Copy each line that holds "million".

┄┄┄┄┄┄

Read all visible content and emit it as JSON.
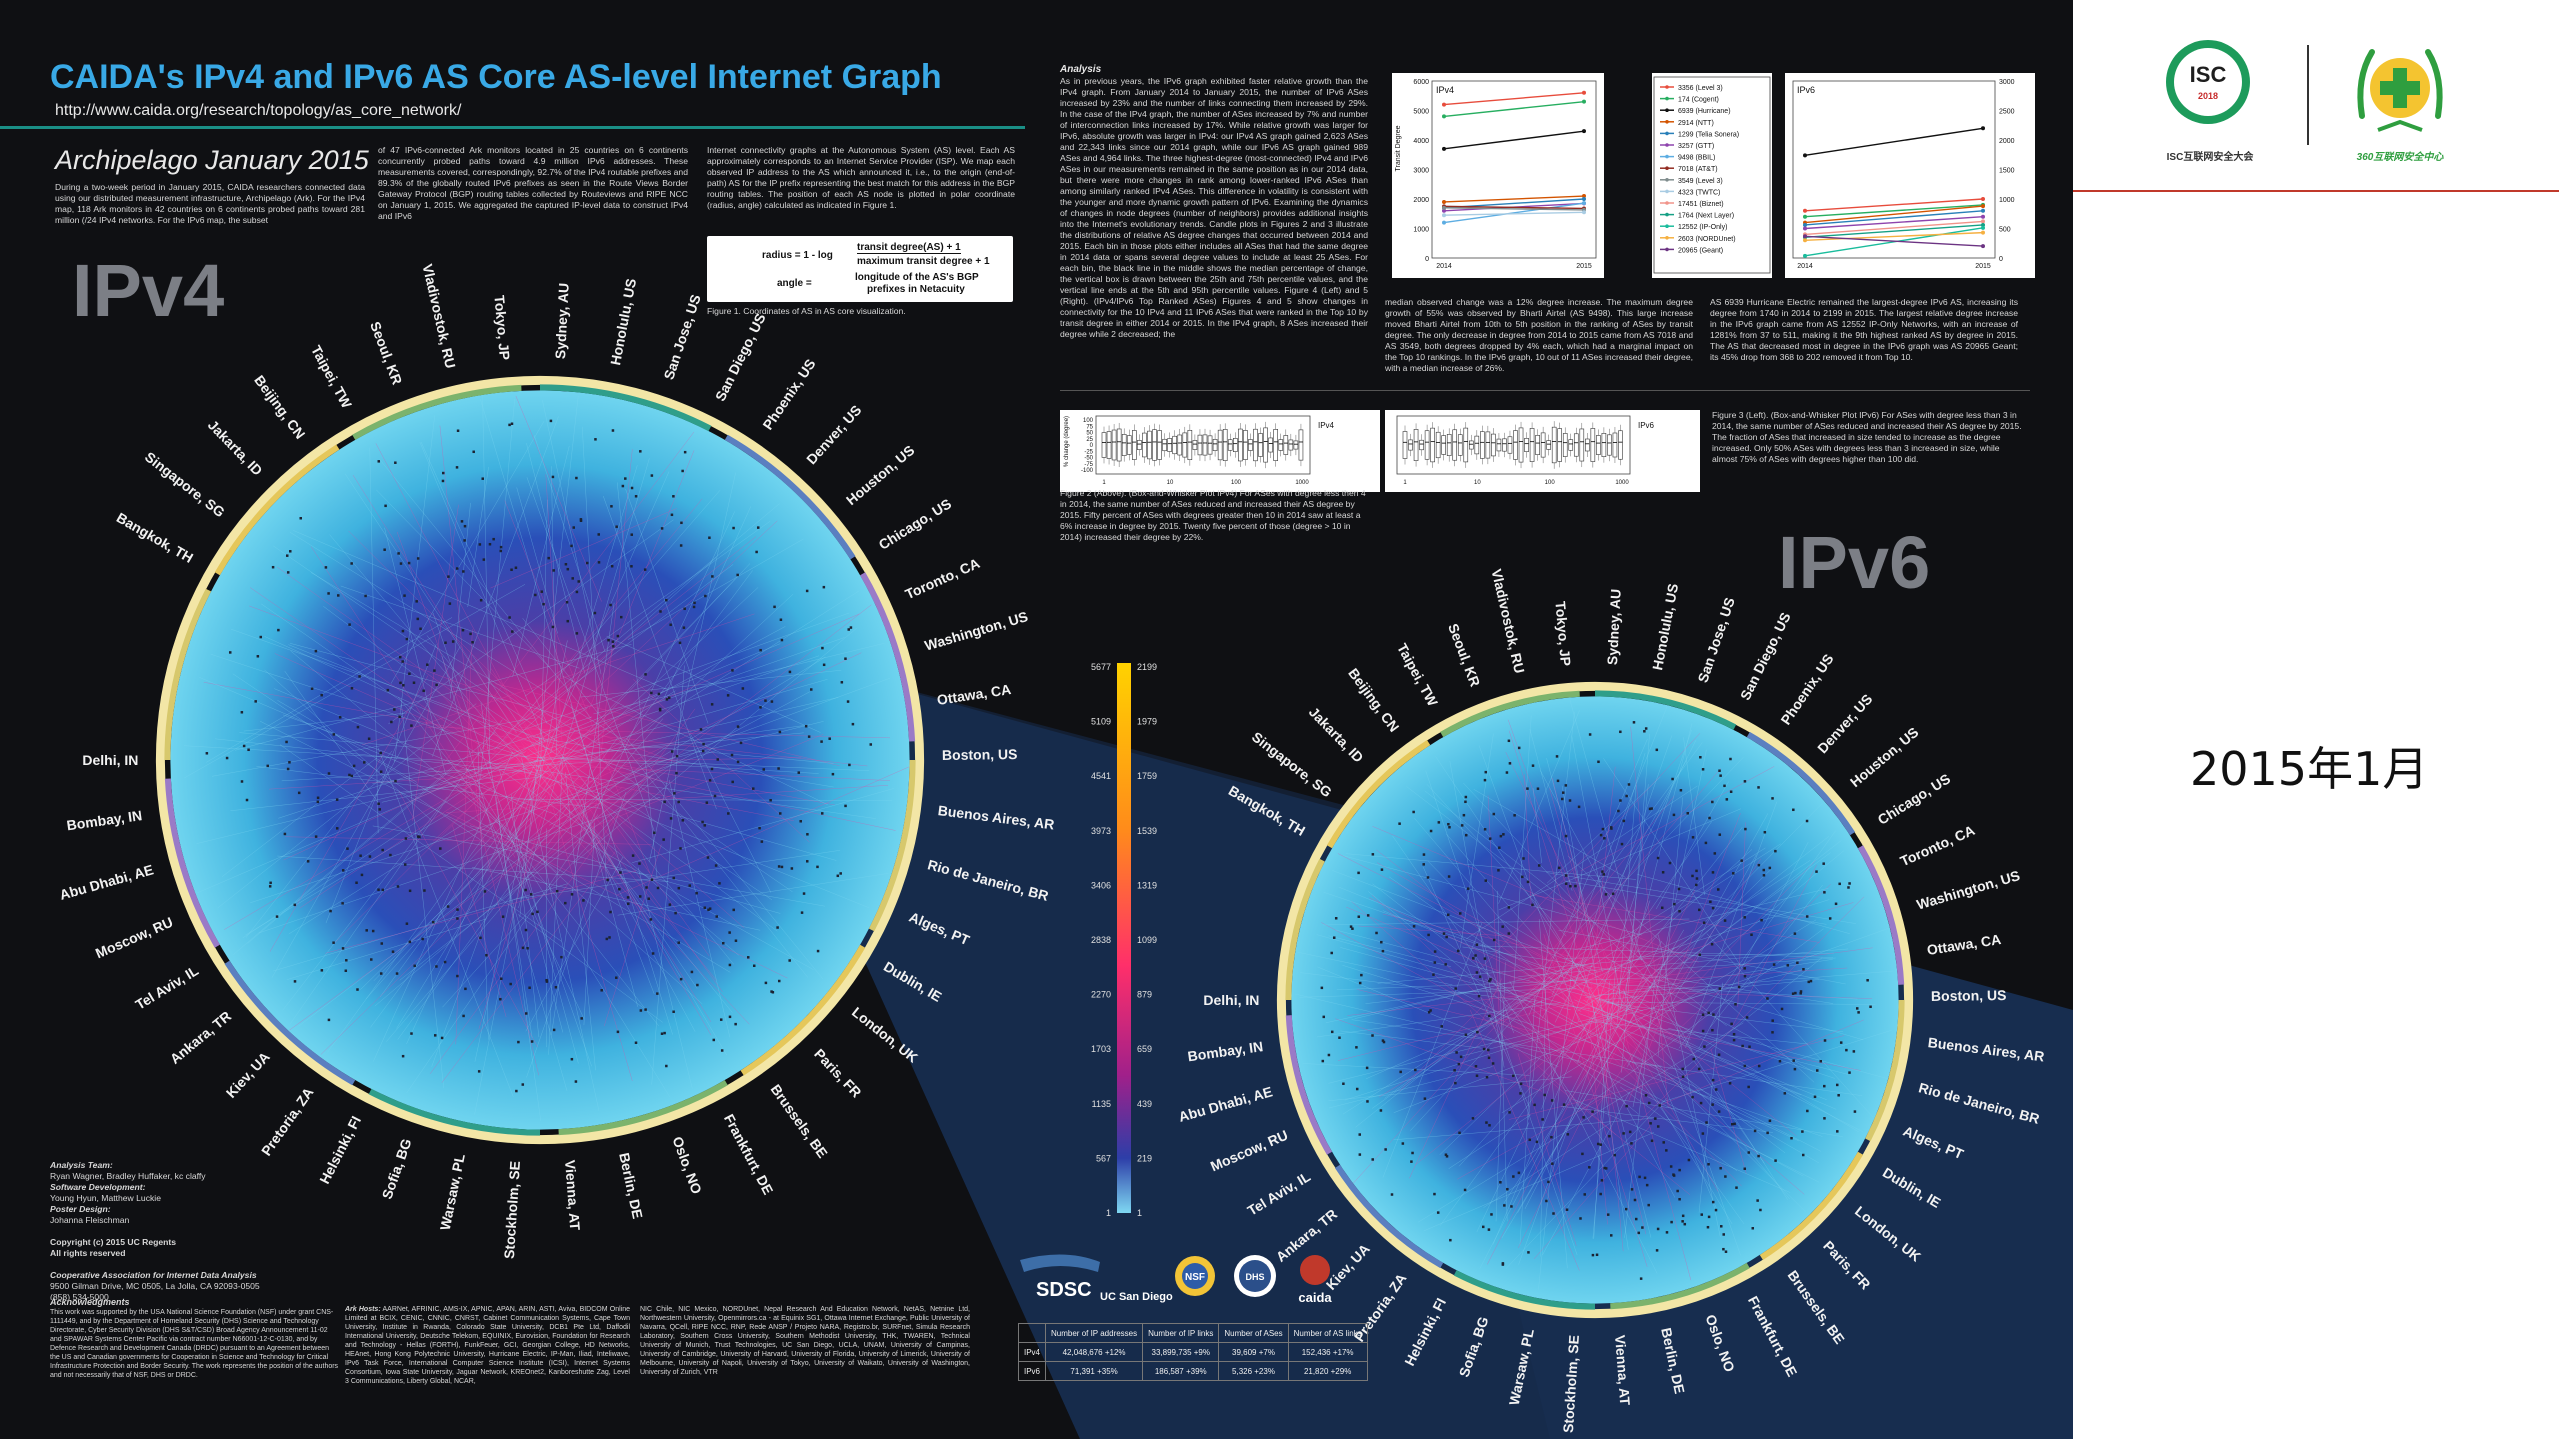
{
  "poster": {
    "title": "CAIDA's IPv4 and IPv6 AS Core AS-level Internet Graph",
    "url": "http://www.caida.org/research/topology/as_core_network/",
    "subtitle": "Archipelago January 2015",
    "intro_text": "During a two-week period in January 2015, CAIDA researchers connected data using our distributed measurement infrastructure, Archipelago (Ark). For the IPv4 map, 118 Ark monitors in 42 countries on 6 continents probed paths toward 281 million (/24 IPv4 networks. For the IPv6 map, the subset",
    "col2_text": "of 47 IPv6-connected Ark monitors located in 25 countries on 6 continents concurrently probed paths toward 4.9 million IPv6 addresses. These measurements covered, correspondingly, 92.7% of the IPv4 routable prefixes and 89.3% of the globally routed IPv6 prefixes as seen in the Route Views Border Gateway Protocol (BGP) routing tables collected by Routeviews and RIPE NCC on January 1, 2015. We aggregated the captured IP-level data to construct IPv4 and IPv6",
    "col3_text": "Internet connectivity graphs at the Autonomous System (AS) level. Each AS approximately corresponds to an Internet Service Provider (ISP). We map each observed IP address to the AS which announced it, i.e., to the origin (end-of-path) AS for the IP prefix representing the best match for this address in the BGP routing tables. The position of each AS node is plotted in polar coordinate (radius, angle) calculated as indicated in Figure 1.",
    "analysis_heading": "Analysis",
    "analysis_text": "As in previous years, the IPv6 graph exhibited faster relative growth than the IPv4 graph. From January 2014 to January 2015, the number of IPv6 ASes increased by 23% and the number of links connecting them increased by 29%. In the case of the IPv4 graph, the number of ASes increased by 7% and number of interconnection links increased by 17%. While relative growth was larger for IPv6, absolute growth was larger in IPv4: our IPv4 AS graph gained 2,623 ASes and 22,343 links since our 2014 graph, while our IPv6 AS graph gained 989 ASes and 4,964 links. The three highest-degree (most-connected) IPv4 and IPv6 ASes in our measurements remained in the same position as in our 2014 data, but there were more changes in rank among lower-ranked IPv6 ASes than among similarly ranked IPv4 ASes. This difference in volatility is consistent with the younger and more dynamic growth pattern of IPv6. Examining the dynamics of changes in node degrees (number of neighbors) provides additional insights into the Internet's evolutionary trends. Candle plots in Figures 2 and 3 illustrate the distributions of relative AS degree changes that occurred between 2014 and 2015. Each bin in those plots either includes all ASes that had the same degree in 2014 data or spans several degree values to include at least 25 ASes. For each bin, the black line in the middle shows the median percentage of change, the vertical box is drawn between the 25th and 75th percentile values, and the vertical line ends at the 5th and 95th percentile values. Figure 4 (Left) and 5 (Right). (IPv4/IPv6 Top Ranked ASes) Figures 4 and 5 show changes in connectivity for the 10 IPv4 and 11 IPv6 ASes that were ranked in the Top 10 by transit degree in either 2014 or 2015. In the IPv4 graph, 8 ASes increased their degree while 2 decreased; the",
    "col_mid_text": "median observed change was a 12% degree increase. The maximum degree growth of 55% was observed by Bharti Airtel (AS 9498). This large increase moved Bharti Airtel from 10th to 5th position in the ranking of ASes by transit degree. The only decrease in degree from 2014 to 2015 came from AS 7018 and AS 3549, both degrees dropped by 4% each, which had a marginal impact on the Top 10 rankings. In the IPv6 graph, 10 out of 11 ASes increased their degree, with a median increase of 26%.",
    "col_right_text": "AS 6939 Hurricane Electric remained the largest-degree IPv6 AS, increasing its degree from 1740 in 2014 to 2199 in 2015. The largest relative degree increase in the IPv6 graph came from AS 12552 IP-Only Networks, with an increase of 1281% from 37 to 511, making it the 9th highest ranked AS by degree in 2015. The AS that decreased most in degree in the IPv6 graph was AS 20965 Geant; its 45% drop from 368 to 202 removed it from Top 10.",
    "fig1_caption": "Figure 1. Coordinates of AS in AS core visualization.",
    "fig2_caption": "Figure 2 (Above). (Box-and-Whisker Plot IPv4) For ASes with degree less then 4 in 2014, the same number of ASes reduced and increased their AS degree by 2015. Fifty percent of ASes with degrees greater then 10 in 2014 saw at least a 6% increase in degree by 2015. Twenty five percent of those (degree > 10 in 2014) increased their degree by 22%.",
    "fig3_caption": "Figure 3 (Left). (Box-and-Whisker Plot IPv6) For ASes with degree less than 3 in 2014, the same number of ASes reduced and increased their AS degree by 2015. The fraction of ASes that increased in size tended to increase as the degree increased. Only 50% ASes with degrees less than 3 increased in size, while almost 75% of ASes with degrees higher than 100 did.",
    "formula_radius": "radius = 1 - log",
    "formula_num": "transit degree(AS) + 1",
    "formula_den": "maximum transit degree + 1",
    "formula_angle": "angle =",
    "formula_angle_expr1": "longitude of the AS's BGP",
    "formula_angle_expr2": "prefixes in Netacuity",
    "ipv4_label": "IPv4",
    "ipv6_label": "IPv6",
    "analysis_team_heading": "Analysis Team:",
    "analysis_team": "Ryan Wagner, Bradley Huffaker, kc claffy",
    "software_heading": "Software Development:",
    "software_team": "Young Hyun, Matthew Luckie",
    "poster_design_heading": "Poster Design:",
    "poster_design": "Johanna Fleischman",
    "copyright": "Copyright (c) 2015 UC Regents",
    "rights": "All rights reserved",
    "caida_name": "Cooperative Association for Internet Data Analysis",
    "caida_addr": "9500 Gilman Drive, MC 0505, La Jolla, CA 92093-0505",
    "caida_phone": "(858) 534-5000",
    "ack_heading": "Acknowledgments",
    "ack_text": "This work was supported by the USA National Science Foundation (NSF) under grant CNS-1111449, and by the Department of Homeland Security (DHS) Science and Technology Directorate, Cyber Security Division (DHS S&T/CSD) Broad Agency Announcement 11-02 and SPAWAR Systems Center Pacific via contract number N66001-12-C-0130, and by Defence Research and Development Canada (DRDC) pursuant to an Agreement between the US and Canadian governments for Cooperation in Science and Technology for Critical Infrastructure Protection and Border Security. The work represents the position of the authors and not necessarily that of NSF, DHS or DRDC.",
    "ark_hosts_heading": "Ark Hosts:",
    "ark_hosts_text": "AARNet, AFRINIC, AMS-IX, APNIC, APAN, ARIN, ASTI, Aviva, BIDCOM Online Limited at BCIX, CENIC, CNNIC, CNRST, Cabinet Communication Systems, Cape Town University, Institute in Rwanda, Colorado State University, DCB1 Pte Ltd, Daffodil International University, Deutsche Telekom, EQUINIX, Eurovision, Foundation for Research and Technology - Hellas (FORTH), FunkFeuer, GCI, Georgian College, HD Networks, HEAnet, Hong Kong Polytechnic University, Hurricane Electric, IP-Man, Iliad, Inteliwave, IPv6 Task Force, International Computer Science Institute (ICSI), Internet Systems Consortium, Iowa State University, Jaguar Network, KREOnet2, Kanboreshutte Zag, Level 3 Communications, Liberty Global, NCAR,",
    "ark_hosts_text2": "NIC Chile, NIC Mexico, NORDUnet, Nepal Research And Education Network, NetAS, Netnine Ltd, Northwestern University, Openmirrors.ca - at Equinix SG1, Ottawa Internet Exchange, Public University of Navarra, QCell, RIPE NCC, RNP, Rede ANSP / Projeto NARA, Registro.br, SURFnet, Simula Research Laboratory, Southern Cross University, Southern Methodist University, THK, TWAREN, Technical University of Munich, Trust Technologies, UC San Diego, UCLA, UNAM, University of Campinas, University of Cambridge, University of Harvard, University of Florida, University of Limerick, University of Melbourne, University of Napoli, University of Tokyo, University of Waikato, University of Washington, University of Zurich, VTR",
    "ipv4_cities": [
      "Bangkok, TH",
      "Singapore, SG",
      "Jakarta, ID",
      "Beijing, CN",
      "Taipei, TW",
      "Seoul, KR",
      "Vladivostok, RU",
      "Tokyo, JP",
      "Sydney, AU",
      "Honolulu, US",
      "San Jose, US",
      "San Diego, US",
      "Phoenix, US",
      "Denver, US",
      "Houston, US",
      "Chicago, US",
      "Toronto, CA",
      "Washington, US",
      "Ottawa, CA",
      "Boston, US",
      "Buenos Aires, AR",
      "Rio de Janeiro, BR",
      "Alges, PT",
      "Dublin, IE",
      "London, UK",
      "Paris, FR",
      "Brussels, BE",
      "Frankfurt, DE",
      "Oslo, NO",
      "Berlin, DE",
      "Vienna, AT",
      "Stockholm, SE",
      "Warsaw, PL",
      "Sofia, BG",
      "Helsinki, FI",
      "Pretoria, ZA",
      "Kiev, UA",
      "Ankara, TR",
      "Tel Aviv, IL",
      "Moscow, RU",
      "Abu Dhabi, AE",
      "Bombay, IN",
      "Delhi, IN"
    ],
    "ipv6_cities": [
      "Bangkok, TH",
      "Singapore, SG",
      "Jakarta, ID",
      "Beijing, CN",
      "Taipei, TW",
      "Seoul, KR",
      "Vladivostok, RU",
      "Tokyo, JP",
      "Sydney, AU",
      "Honolulu, US",
      "San Jose, US",
      "San Diego, US",
      "Phoenix, US",
      "Denver, US",
      "Houston, US",
      "Chicago, US",
      "Toronto, CA",
      "Washington, US",
      "Ottawa, CA",
      "Boston, US",
      "Buenos Aires, AR",
      "Rio de Janeiro, BR",
      "Alges, PT",
      "Dublin, IE",
      "London, UK",
      "Paris, FR",
      "Brussels, BE",
      "Frankfurt, DE",
      "Oslo, NO",
      "Berlin, DE",
      "Vienna, AT",
      "Stockholm, SE",
      "Warsaw, PL",
      "Sofia, BG",
      "Helsinki, FI",
      "Pretoria, ZA",
      "Kiev, UA",
      "Ankara, TR",
      "Tel Aviv, IL",
      "Moscow, RU",
      "Abu Dhabi, AE",
      "Bombay, IN",
      "Delhi, IN"
    ],
    "colorbar_left": [
      "5677",
      "5109",
      "4541",
      "3973",
      "3406",
      "2838",
      "2270",
      "1703",
      "1135",
      "567",
      "1"
    ],
    "colorbar_right": [
      "2199",
      "1979",
      "1759",
      "1539",
      "1319",
      "1099",
      "879",
      "659",
      "439",
      "219",
      "1"
    ],
    "table": {
      "headers": [
        "",
        "Number of IP addresses",
        "Number of IP links",
        "Number of ASes",
        "Number of AS links"
      ],
      "rows": [
        [
          "IPv4",
          "42,048,676 +12%",
          "33,899,735 +9%",
          "39,609 +7%",
          "152,436 +17%"
        ],
        [
          "IPv6",
          "71,391 +35%",
          "186,587 +39%",
          "5,326 +23%",
          "21,820 +29%"
        ]
      ]
    },
    "logos": [
      "SDSC",
      "UC San Diego",
      "NSF",
      "DHS",
      "caida"
    ]
  },
  "chart_data": [
    {
      "type": "line",
      "title": "IPv4",
      "ylabel": "Transit Degree",
      "x": [
        "2014",
        "2015"
      ],
      "ylim": [
        0,
        6000
      ],
      "yticks": [
        "0",
        "1000",
        "2000",
        "3000",
        "4000",
        "5000",
        "6000"
      ],
      "series": [
        {
          "name": "3356 (Level 3)",
          "values": [
            5200,
            5600
          ],
          "color": "#e74c3c"
        },
        {
          "name": "174 (Cogent)",
          "values": [
            4800,
            5300
          ],
          "color": "#27ae60"
        },
        {
          "name": "6939 (Hurricane)",
          "values": [
            3700,
            4300
          ],
          "color": "#111111"
        },
        {
          "name": "2914 (NTT)",
          "values": [
            1900,
            2100
          ],
          "color": "#d35400"
        },
        {
          "name": "1299 (Telia Sonera)",
          "values": [
            1700,
            2000
          ],
          "color": "#2980b9"
        },
        {
          "name": "3257 (GTT)",
          "values": [
            1600,
            1850
          ],
          "color": "#8e44ad"
        },
        {
          "name": "9498 (BBIL)",
          "values": [
            1200,
            1860
          ],
          "color": "#5dade2"
        },
        {
          "name": "7018 (AT&T)",
          "values": [
            1750,
            1680
          ],
          "color": "#922b21"
        },
        {
          "name": "3549 (Level 3)",
          "values": [
            1700,
            1630
          ],
          "color": "#7f8c8d"
        },
        {
          "name": "4323 (TWTC)",
          "values": [
            1450,
            1550
          ],
          "color": "#a9cce3"
        }
      ]
    },
    {
      "type": "line",
      "title": "IPv6",
      "x": [
        "2014",
        "2015"
      ],
      "ylim": [
        0,
        3000
      ],
      "yticks": [
        "0",
        "500",
        "1000",
        "1500",
        "2000",
        "2500",
        "3000"
      ],
      "series": [
        {
          "name": "6939 (Hurricane)",
          "values": [
            1740,
            2199
          ],
          "color": "#111111"
        },
        {
          "name": "3356 (Level 3)",
          "values": [
            800,
            1000
          ],
          "color": "#e74c3c"
        },
        {
          "name": "174 (Cogent)",
          "values": [
            700,
            900
          ],
          "color": "#27ae60"
        },
        {
          "name": "2914 (NTT)",
          "values": [
            600,
            880
          ],
          "color": "#d35400"
        },
        {
          "name": "1299 (Telia Sonera)",
          "values": [
            560,
            800
          ],
          "color": "#2980b9"
        },
        {
          "name": "17451 (Biznet)",
          "values": [
            400,
            620
          ],
          "color": "#f1948a"
        },
        {
          "name": "1764 (Next Layer)",
          "values": [
            350,
            560
          ],
          "color": "#16a085"
        },
        {
          "name": "3257 (GTT)",
          "values": [
            500,
            700
          ],
          "color": "#8e44ad"
        },
        {
          "name": "12552 (IP-Only)",
          "values": [
            37,
            511
          ],
          "color": "#1abc9c"
        },
        {
          "name": "2603 (NORDUnet)",
          "values": [
            300,
            430
          ],
          "color": "#f5b041"
        },
        {
          "name": "20965 (Geant)",
          "values": [
            368,
            202
          ],
          "color": "#6c3483"
        }
      ]
    },
    {
      "type": "other",
      "title": "IPv4",
      "ylabel": "% change (degree)",
      "xticks": [
        "1",
        "10",
        "100",
        "1000"
      ],
      "yticks": [
        "100",
        "75",
        "50",
        "25",
        "0",
        "-25",
        "-50",
        "-75",
        "-100"
      ]
    },
    {
      "type": "other",
      "title": "IPv6",
      "xticks": [
        "1",
        "10",
        "100",
        "1000"
      ],
      "yticks": [
        "150",
        "100",
        "50",
        "0",
        "-50",
        "-100"
      ]
    }
  ],
  "side": {
    "isc_logo_text": "ISC",
    "isc_logo_year": "2018",
    "isc_caption": "ISC互联网安全大会",
    "caption_360": "360互联网安全中心",
    "date_label": "2015年1月",
    "brand_green": "#1d9b5b",
    "brand_red": "#c0392b"
  }
}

┄┄┄┄┄┄

[Task output]:
    "intro_text": "During a two-week period in January 2015, CAIDA researchers connected data using our distributed measurement infrastructure, Archipelago (Ark). For the IPv4 map, 118 Ark monitors in 42 countries on 6 continents probed paths toward 281 million (/24 IPv4 networks. For the IPv6 map, the subset",
    "col2_text": "of 47 IPv6-connected Ark monitors located in 25 countries on 6 continents concurrently probed paths toward 4.9 million IPv6 addresses. These measurements covered, correspondingly, 92.7% of the IPv4 routable prefixes and 89.3% of the globally routed IPv6 prefixes as seen in the Route Views Border Gateway Protocol (BGP) routing tables collected by Routeviews and RIPE NCC on January 1, 2015. We aggregated the captured IP-level data to construct IPv4 and IPv6",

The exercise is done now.